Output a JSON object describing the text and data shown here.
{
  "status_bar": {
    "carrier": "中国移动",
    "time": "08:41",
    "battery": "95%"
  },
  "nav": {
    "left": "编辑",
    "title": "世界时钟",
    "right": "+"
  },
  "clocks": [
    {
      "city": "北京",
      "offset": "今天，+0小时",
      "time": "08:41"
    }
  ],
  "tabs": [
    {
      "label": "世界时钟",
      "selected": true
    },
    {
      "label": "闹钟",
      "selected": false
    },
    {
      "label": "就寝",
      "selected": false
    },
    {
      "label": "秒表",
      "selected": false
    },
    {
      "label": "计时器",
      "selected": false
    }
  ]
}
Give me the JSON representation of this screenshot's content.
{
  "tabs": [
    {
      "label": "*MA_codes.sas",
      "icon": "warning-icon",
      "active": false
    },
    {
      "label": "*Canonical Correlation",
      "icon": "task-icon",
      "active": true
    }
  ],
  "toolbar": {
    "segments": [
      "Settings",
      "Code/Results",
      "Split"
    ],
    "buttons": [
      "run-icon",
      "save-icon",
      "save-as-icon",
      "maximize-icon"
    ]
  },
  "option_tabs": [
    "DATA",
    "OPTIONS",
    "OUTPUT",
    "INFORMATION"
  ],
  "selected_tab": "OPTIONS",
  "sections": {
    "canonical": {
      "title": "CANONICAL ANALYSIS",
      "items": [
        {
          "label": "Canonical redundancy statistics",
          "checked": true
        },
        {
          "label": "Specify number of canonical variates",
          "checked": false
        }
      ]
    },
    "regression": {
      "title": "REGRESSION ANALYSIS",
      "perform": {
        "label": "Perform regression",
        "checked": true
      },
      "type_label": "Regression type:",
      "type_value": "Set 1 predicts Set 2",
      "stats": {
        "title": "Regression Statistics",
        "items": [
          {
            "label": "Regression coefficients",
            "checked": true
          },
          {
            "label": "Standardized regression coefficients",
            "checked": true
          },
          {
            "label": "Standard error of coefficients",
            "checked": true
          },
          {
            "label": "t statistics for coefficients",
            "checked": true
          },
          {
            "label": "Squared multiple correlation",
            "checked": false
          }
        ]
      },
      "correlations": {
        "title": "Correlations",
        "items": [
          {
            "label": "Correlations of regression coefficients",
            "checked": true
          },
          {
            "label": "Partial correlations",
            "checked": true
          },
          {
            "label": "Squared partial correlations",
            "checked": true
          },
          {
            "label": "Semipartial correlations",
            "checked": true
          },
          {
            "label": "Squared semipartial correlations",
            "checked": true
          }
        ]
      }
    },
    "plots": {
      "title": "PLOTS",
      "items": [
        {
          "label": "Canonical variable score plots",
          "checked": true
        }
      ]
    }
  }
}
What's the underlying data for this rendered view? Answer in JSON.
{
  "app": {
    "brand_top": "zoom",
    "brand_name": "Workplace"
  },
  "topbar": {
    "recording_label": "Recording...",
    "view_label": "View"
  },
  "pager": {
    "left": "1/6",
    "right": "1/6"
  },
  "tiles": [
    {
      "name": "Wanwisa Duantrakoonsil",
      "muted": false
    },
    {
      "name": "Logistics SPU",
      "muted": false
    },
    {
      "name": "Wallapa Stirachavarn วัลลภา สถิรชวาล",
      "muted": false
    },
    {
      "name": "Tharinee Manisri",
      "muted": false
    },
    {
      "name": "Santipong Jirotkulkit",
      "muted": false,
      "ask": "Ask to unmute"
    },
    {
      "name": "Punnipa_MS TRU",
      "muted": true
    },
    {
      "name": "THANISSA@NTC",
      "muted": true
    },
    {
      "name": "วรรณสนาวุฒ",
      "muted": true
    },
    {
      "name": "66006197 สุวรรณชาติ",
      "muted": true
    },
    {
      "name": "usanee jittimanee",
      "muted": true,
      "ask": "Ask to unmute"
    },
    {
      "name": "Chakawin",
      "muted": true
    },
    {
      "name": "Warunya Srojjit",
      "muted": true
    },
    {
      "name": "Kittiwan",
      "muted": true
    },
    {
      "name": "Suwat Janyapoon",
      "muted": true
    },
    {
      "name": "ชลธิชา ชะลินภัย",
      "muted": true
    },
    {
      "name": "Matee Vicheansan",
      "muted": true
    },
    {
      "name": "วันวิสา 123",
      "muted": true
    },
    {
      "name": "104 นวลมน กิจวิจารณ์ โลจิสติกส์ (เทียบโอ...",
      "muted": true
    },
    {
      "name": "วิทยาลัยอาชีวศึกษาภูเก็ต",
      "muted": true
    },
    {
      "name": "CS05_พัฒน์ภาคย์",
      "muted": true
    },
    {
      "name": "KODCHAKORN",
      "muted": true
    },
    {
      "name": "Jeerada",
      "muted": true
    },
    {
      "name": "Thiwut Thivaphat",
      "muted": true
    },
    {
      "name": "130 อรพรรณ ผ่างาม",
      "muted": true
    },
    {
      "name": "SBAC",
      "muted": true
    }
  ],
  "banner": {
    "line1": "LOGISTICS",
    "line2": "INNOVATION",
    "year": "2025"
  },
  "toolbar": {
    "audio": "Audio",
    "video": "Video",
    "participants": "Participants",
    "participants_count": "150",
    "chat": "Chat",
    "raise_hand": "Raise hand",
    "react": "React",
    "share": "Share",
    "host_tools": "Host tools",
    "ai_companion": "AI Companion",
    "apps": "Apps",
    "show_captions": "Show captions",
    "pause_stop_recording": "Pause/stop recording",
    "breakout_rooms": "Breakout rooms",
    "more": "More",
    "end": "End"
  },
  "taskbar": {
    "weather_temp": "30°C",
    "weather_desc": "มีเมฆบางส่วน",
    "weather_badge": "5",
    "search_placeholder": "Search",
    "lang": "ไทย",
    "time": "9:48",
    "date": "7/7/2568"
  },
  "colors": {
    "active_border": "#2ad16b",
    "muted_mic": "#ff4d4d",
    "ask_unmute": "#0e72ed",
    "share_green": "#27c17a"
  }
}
..........
Goal: Write out the entries above once more, without altering anything.

Response:
Output a JSON object describing the text and data shown here.
{
  "status_bar": {
    "carrier": "中国移动",
    "time": "08:41",
    "battery": "95%"
  },
  "nav": {
    "left": "编辑",
    "title": "世界时钟",
    "right": "+"
  },
  "clocks": [
    {
      "city": "北京",
      "offset": "今天，+0小时",
      "time": "08:41"
    }
  ],
  "tabs": [
    {
      "label": "世界时钟",
      "selected": true
    },
    {
      "label": "闹钟",
      "selected": false
    },
    {
      "label": "就寝",
      "selected": false
    },
    {
      "label": "秒表",
      "selected": false
    },
    {
      "label": "计时器",
      "selected": false
    }
  ]
}
Give me the JSON representation of this screenshot's content.
{
  "tabs": [
    {
      "label": "*MA_codes.sas",
      "icon": "warning-icon",
      "active": false
    },
    {
      "label": "*Canonical Correlation",
      "icon": "task-icon",
      "active": true
    }
  ],
  "toolbar": {
    "segments": [
      "Settings",
      "Code/Results",
      "Split"
    ],
    "buttons": [
      "run-icon",
      "save-icon",
      "save-as-icon",
      "maximize-icon"
    ]
  },
  "option_tabs": [
    "DATA",
    "OPTIONS",
    "OUTPUT",
    "INFORMATION"
  ],
  "selected_tab": "OPTIONS",
  "sections": {
    "canonical": {
      "title": "CANONICAL ANALYSIS",
      "items": [
        {
          "label": "Canonical redundancy statistics",
          "checked": true
        },
        {
          "label": "Specify number of canonical variates",
          "checked": false
        }
      ]
    },
    "regression": {
      "title": "REGRESSION ANALYSIS",
      "perform": {
        "label": "Perform regression",
        "checked": true
      },
      "type_label": "Regression type:",
      "type_value": "Set 1 predicts Set 2",
      "stats": {
        "title": "Regression Statistics",
        "items": [
          {
            "label": "Regression coefficients",
            "checked": true
          },
          {
            "label": "Standardized regression coefficients",
            "checked": true
          },
          {
            "label": "Standard error of coefficients",
            "checked": true
          },
          {
            "label": "t statistics for coefficients",
            "checked": true
          },
          {
            "label": "Squared multiple correlation",
            "checked": false
          }
        ]
      },
      "correlations": {
        "title": "Correlations",
        "items": [
          {
            "label": "Correlations of regression coefficients",
            "checked": true
          },
          {
            "label": "Partial correlations",
            "checked": true
          },
          {
            "label": "Squared partial correlations",
            "checked": true
          },
          {
            "label": "Semipartial correlations",
            "checked": true
          },
          {
            "label": "Squared semipartial correlations",
            "checked": true
          }
        ]
      }
    },
    "plots": {
      "title": "PLOTS",
      "items": [
        {
          "label": "Canonical variable score plots",
          "checked": true
        }
      ]
    }
  }
}
What's the underlying data for this rendered view? Answer in JSON.
{
  "app": {
    "brand_top": "zoom",
    "brand_name": "Workplace"
  },
  "topbar": {
    "recording_label": "Recording...",
    "view_label": "View"
  },
  "pager": {
    "left": "1/6",
    "right": "1/6"
  },
  "tiles": [
    {
      "name": "Wanwisa Duantrakoonsil",
      "muted": false
    },
    {
      "name": "Logistics SPU",
      "muted": false
    },
    {
      "name": "Wallapa Stirachavarn วัลลภา สถิรชวาล",
      "muted": false
    },
    {
      "name": "Tharinee Manisri",
      "muted": false
    },
    {
      "name": "Santipong Jirotkulkit",
      "muted": false,
      "ask": "Ask to unmute"
    },
    {
      "name": "Punnipa_MS TRU",
      "muted": true
    },
    {
      "name": "THANISSA@NTC",
      "muted": true
    },
    {
      "name": "วรรณสนาวุฒ",
      "muted": true
    },
    {
      "name": "66006197 สุวรรณชาติ",
      "muted": true
    },
    {
      "name": "usanee jittimanee",
      "muted": true,
      "ask": "Ask to unmute"
    },
    {
      "name": "Chakawin",
      "muted": true
    },
    {
      "name": "Warunya Srojjit",
      "muted": true
    },
    {
      "name": "Kittiwan",
      "muted": true
    },
    {
      "name": "Suwat Janyapoon",
      "muted": true
    },
    {
      "name": "ชลธิชา ชะลินภัย",
      "muted": true
    },
    {
      "name": "Matee Vicheansan",
      "muted": true
    },
    {
      "name": "วันวิสา 123",
      "muted": true
    },
    {
      "name": "104 นวลมน กิจวิจารณ์ โลจิสติกส์ (เทียบโอ...",
      "muted": true
    },
    {
      "name": "วิทยาลัยอาชีวศึกษาภูเก็ต",
      "muted": true
    },
    {
      "name": "CS05_พัฒน์ภาคย์",
      "muted": true
    },
    {
      "name": "KODCHAKORN",
      "muted": true
    },
    {
      "name": "Jeerada",
      "muted": true
    },
    {
      "name": "Thiwut Thivaphat",
      "muted": true
    },
    {
      "name": "130 อรพรรณ ผ่างาม",
      "muted": true
    },
    {
      "name": "SBAC",
      "muted": true
    }
  ],
  "banner": {
    "line1": "LOGISTICS",
    "line2": "INNOVATION",
    "year": "2025"
  },
  "toolbar": {
    "audio": "Audio",
    "video": "Video",
    "participants": "Participants",
    "participants_count": "150",
    "chat": "Chat",
    "raise_hand": "Raise hand",
    "react": "React",
    "share": "Share",
    "host_tools": "Host tools",
    "ai_companion": "AI Companion",
    "apps": "Apps",
    "show_captions": "Show captions",
    "pause_stop_recording": "Pause/stop recording",
    "breakout_rooms": "Breakout rooms",
    "more": "More",
    "end": "End"
  },
  "taskbar": {
    "weather_temp": "30°C",
    "weather_desc": "มีเมฆบางส่วน",
    "weather_badge": "5",
    "search_placeholder": "Search",
    "lang": "ไทย",
    "time": "9:48",
    "date": "7/7/2568"
  },
  "colors": {
    "active_border": "#2ad16b",
    "muted_mic": "#ff4d4d",
    "ask_unmute": "#0e72ed",
    "share_green": "#27c17a"
  }
}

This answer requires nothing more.